— START —

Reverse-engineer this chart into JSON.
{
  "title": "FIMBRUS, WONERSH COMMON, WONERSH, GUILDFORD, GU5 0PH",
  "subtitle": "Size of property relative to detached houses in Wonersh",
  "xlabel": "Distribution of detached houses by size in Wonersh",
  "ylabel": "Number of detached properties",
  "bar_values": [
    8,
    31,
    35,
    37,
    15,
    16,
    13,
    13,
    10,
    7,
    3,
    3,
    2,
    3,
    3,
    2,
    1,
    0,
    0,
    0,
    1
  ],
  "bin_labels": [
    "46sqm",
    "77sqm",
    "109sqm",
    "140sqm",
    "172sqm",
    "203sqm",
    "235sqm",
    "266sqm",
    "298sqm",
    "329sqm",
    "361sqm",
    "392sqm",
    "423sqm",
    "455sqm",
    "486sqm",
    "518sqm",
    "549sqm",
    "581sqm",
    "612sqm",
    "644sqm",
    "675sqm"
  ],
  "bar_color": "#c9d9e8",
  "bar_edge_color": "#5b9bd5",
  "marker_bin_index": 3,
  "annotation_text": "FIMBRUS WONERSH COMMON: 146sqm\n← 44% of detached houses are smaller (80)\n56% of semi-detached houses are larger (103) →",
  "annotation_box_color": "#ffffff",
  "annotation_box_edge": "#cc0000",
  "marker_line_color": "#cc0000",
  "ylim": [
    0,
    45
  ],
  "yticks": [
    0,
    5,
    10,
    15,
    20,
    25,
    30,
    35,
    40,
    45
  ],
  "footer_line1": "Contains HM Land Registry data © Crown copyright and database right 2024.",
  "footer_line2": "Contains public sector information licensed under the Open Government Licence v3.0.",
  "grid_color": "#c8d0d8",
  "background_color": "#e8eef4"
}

— END —

# [Written instruction]
Each line of the material must be restated exactly.

# [Exercise output]
Reverse-engineer this chart into JSON.
{
  "title": "FIMBRUS, WONERSH COMMON, WONERSH, GUILDFORD, GU5 0PH",
  "subtitle": "Size of property relative to detached houses in Wonersh",
  "xlabel": "Distribution of detached houses by size in Wonersh",
  "ylabel": "Number of detached properties",
  "bar_values": [
    8,
    31,
    35,
    37,
    15,
    16,
    13,
    13,
    10,
    7,
    3,
    3,
    2,
    3,
    3,
    2,
    1,
    0,
    0,
    0,
    1
  ],
  "bin_labels": [
    "46sqm",
    "77sqm",
    "109sqm",
    "140sqm",
    "172sqm",
    "203sqm",
    "235sqm",
    "266sqm",
    "298sqm",
    "329sqm",
    "361sqm",
    "392sqm",
    "423sqm",
    "455sqm",
    "486sqm",
    "518sqm",
    "549sqm",
    "581sqm",
    "612sqm",
    "644sqm",
    "675sqm"
  ],
  "bar_color": "#c9d9e8",
  "bar_edge_color": "#5b9bd5",
  "marker_bin_index": 3,
  "annotation_text": "FIMBRUS WONERSH COMMON: 146sqm\n← 44% of detached houses are smaller (80)\n56% of semi-detached houses are larger (103) →",
  "annotation_box_color": "#ffffff",
  "annotation_box_edge": "#cc0000",
  "marker_line_color": "#cc0000",
  "ylim": [
    0,
    45
  ],
  "yticks": [
    0,
    5,
    10,
    15,
    20,
    25,
    30,
    35,
    40,
    45
  ],
  "footer_line1": "Contains HM Land Registry data © Crown copyright and database right 2024.",
  "footer_line2": "Contains public sector information licensed under the Open Government Licence v3.0.",
  "grid_color": "#c8d0d8",
  "background_color": "#e8eef4"
}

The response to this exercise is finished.